-- WHAT YOU HAVE TO DO --
Can you copy every one of the rows below word for word, changing nothing?

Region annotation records
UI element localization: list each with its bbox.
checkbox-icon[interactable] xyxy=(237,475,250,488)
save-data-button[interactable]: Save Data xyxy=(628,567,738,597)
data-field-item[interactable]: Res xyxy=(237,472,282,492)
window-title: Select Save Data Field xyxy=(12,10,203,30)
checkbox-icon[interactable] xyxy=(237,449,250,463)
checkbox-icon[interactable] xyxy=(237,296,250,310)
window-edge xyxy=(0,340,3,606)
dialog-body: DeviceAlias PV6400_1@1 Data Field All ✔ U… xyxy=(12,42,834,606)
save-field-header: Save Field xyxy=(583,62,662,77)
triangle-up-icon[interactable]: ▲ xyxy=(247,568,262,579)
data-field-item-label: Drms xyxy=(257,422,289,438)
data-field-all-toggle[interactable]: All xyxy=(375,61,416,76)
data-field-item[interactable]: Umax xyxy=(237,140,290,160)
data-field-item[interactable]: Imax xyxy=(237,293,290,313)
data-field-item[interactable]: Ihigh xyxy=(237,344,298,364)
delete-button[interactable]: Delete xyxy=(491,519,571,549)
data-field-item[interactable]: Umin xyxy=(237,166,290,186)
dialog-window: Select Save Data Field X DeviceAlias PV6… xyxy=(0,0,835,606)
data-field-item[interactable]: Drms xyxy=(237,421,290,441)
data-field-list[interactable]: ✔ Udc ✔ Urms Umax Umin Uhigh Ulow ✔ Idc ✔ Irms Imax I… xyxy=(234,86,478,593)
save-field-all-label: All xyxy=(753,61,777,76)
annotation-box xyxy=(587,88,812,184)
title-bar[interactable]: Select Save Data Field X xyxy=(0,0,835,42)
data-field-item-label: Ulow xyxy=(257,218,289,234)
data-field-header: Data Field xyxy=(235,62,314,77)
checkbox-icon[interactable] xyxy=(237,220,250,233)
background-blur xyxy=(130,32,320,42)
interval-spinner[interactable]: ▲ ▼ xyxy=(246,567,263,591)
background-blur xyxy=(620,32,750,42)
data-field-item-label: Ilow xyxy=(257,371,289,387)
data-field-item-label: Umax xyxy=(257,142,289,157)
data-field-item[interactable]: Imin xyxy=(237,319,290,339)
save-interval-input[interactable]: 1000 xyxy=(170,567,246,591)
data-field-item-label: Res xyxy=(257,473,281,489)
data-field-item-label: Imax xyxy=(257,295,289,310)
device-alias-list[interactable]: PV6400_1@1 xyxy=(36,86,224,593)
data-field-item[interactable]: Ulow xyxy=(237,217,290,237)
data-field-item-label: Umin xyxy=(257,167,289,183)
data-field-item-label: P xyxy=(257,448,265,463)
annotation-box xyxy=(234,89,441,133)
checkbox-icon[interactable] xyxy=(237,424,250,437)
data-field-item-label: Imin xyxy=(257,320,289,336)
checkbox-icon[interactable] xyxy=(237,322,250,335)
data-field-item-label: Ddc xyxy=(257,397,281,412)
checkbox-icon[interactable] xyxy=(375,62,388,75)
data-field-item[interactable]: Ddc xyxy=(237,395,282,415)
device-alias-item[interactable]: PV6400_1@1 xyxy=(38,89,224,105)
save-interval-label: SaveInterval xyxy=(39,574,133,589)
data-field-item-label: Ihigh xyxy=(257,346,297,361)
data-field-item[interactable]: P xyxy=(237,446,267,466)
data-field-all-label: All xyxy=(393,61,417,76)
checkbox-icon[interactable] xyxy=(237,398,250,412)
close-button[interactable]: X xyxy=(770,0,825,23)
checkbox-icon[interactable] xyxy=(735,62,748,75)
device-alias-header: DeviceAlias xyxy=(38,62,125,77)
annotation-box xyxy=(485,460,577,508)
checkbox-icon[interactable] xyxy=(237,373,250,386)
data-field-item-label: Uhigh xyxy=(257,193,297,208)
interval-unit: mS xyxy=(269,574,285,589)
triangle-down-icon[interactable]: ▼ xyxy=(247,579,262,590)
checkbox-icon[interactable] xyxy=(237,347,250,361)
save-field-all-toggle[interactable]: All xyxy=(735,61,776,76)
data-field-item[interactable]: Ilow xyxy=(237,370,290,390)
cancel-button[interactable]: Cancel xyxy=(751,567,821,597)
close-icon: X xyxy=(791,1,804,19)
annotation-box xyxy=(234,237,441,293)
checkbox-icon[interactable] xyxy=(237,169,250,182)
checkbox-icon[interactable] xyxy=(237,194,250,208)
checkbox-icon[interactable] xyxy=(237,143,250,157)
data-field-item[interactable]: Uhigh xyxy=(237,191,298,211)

-- RESPONSE --
UI element localization: list each with its bbox.
checkbox-icon[interactable] xyxy=(237,475,250,488)
save-data-button[interactable]: Save Data xyxy=(628,567,738,597)
data-field-item[interactable]: Res xyxy=(237,472,282,492)
window-title: Select Save Data Field xyxy=(12,10,203,30)
checkbox-icon[interactable] xyxy=(237,449,250,463)
checkbox-icon[interactable] xyxy=(237,296,250,310)
window-edge xyxy=(0,340,3,606)
dialog-body: DeviceAlias PV6400_1@1 Data Field All ✔ U… xyxy=(12,42,834,606)
save-field-header: Save Field xyxy=(583,62,662,77)
triangle-up-icon[interactable]: ▲ xyxy=(247,568,262,579)
data-field-item-label: Drms xyxy=(257,422,289,438)
data-field-all-toggle[interactable]: All xyxy=(375,61,416,76)
data-field-item[interactable]: Umax xyxy=(237,140,290,160)
data-field-item[interactable]: Imax xyxy=(237,293,290,313)
data-field-item[interactable]: Ihigh xyxy=(237,344,298,364)
delete-button[interactable]: Delete xyxy=(491,519,571,549)
data-field-item[interactable]: Umin xyxy=(237,166,290,186)
dialog-window: Select Save Data Field X DeviceAlias PV6… xyxy=(0,0,835,606)
data-field-item[interactable]: Drms xyxy=(237,421,290,441)
data-field-list[interactable]: ✔ Udc ✔ Urms Umax Umin Uhigh Ulow ✔ Idc ✔ Irms Imax I… xyxy=(234,86,478,593)
save-field-all-label: All xyxy=(753,61,777,76)
annotation-box xyxy=(587,88,812,184)
title-bar[interactable]: Select Save Data Field X xyxy=(0,0,835,42)
data-field-item-label: Ulow xyxy=(257,218,289,234)
data-field-header: Data Field xyxy=(235,62,314,77)
checkbox-icon[interactable] xyxy=(237,220,250,233)
background-blur xyxy=(130,32,320,42)
interval-spinner[interactable]: ▲ ▼ xyxy=(246,567,263,591)
background-blur xyxy=(620,32,750,42)
data-field-item-label: Ilow xyxy=(257,371,289,387)
data-field-item-label: Umax xyxy=(257,142,289,157)
data-field-item[interactable]: Imin xyxy=(237,319,290,339)
save-interval-input[interactable]: 1000 xyxy=(170,567,246,591)
data-field-item-label: Res xyxy=(257,473,281,489)
data-field-item-label: Imax xyxy=(257,295,289,310)
device-alias-list[interactable]: PV6400_1@1 xyxy=(36,86,224,593)
data-field-item[interactable]: Ulow xyxy=(237,217,290,237)
data-field-item-label: Umin xyxy=(257,167,289,183)
data-field-item-label: P xyxy=(257,448,265,463)
annotation-box xyxy=(234,89,441,133)
checkbox-icon[interactable] xyxy=(237,424,250,437)
data-field-item-label: Imin xyxy=(257,320,289,336)
checkbox-icon[interactable] xyxy=(237,322,250,335)
data-field-item-label: Ddc xyxy=(257,397,281,412)
checkbox-icon[interactable] xyxy=(375,62,388,75)
data-field-item[interactable]: Ddc xyxy=(237,395,282,415)
device-alias-item[interactable]: PV6400_1@1 xyxy=(38,89,224,105)
save-interval-label: SaveInterval xyxy=(39,574,133,589)
data-field-item-label: Ihigh xyxy=(257,346,297,361)
data-field-item[interactable]: P xyxy=(237,446,267,466)
data-field-all-label: All xyxy=(393,61,417,76)
checkbox-icon[interactable] xyxy=(237,398,250,412)
close-button[interactable]: X xyxy=(770,0,825,23)
checkbox-icon[interactable] xyxy=(735,62,748,75)
device-alias-header: DeviceAlias xyxy=(38,62,125,77)
annotation-box xyxy=(485,460,577,508)
checkbox-icon[interactable] xyxy=(237,373,250,386)
data-field-item-label: Uhigh xyxy=(257,193,297,208)
interval-unit: mS xyxy=(269,574,285,589)
triangle-down-icon[interactable]: ▼ xyxy=(247,579,262,590)
checkbox-icon[interactable] xyxy=(237,347,250,361)
save-field-all-toggle[interactable]: All xyxy=(735,61,776,76)
data-field-item[interactable]: Ilow xyxy=(237,370,290,390)
cancel-button[interactable]: Cancel xyxy=(751,567,821,597)
close-icon: X xyxy=(791,1,804,19)
annotation-box xyxy=(234,237,441,293)
checkbox-icon[interactable] xyxy=(237,169,250,182)
checkbox-icon[interactable] xyxy=(237,194,250,208)
checkbox-icon[interactable] xyxy=(237,143,250,157)
data-field-item[interactable]: Uhigh xyxy=(237,191,298,211)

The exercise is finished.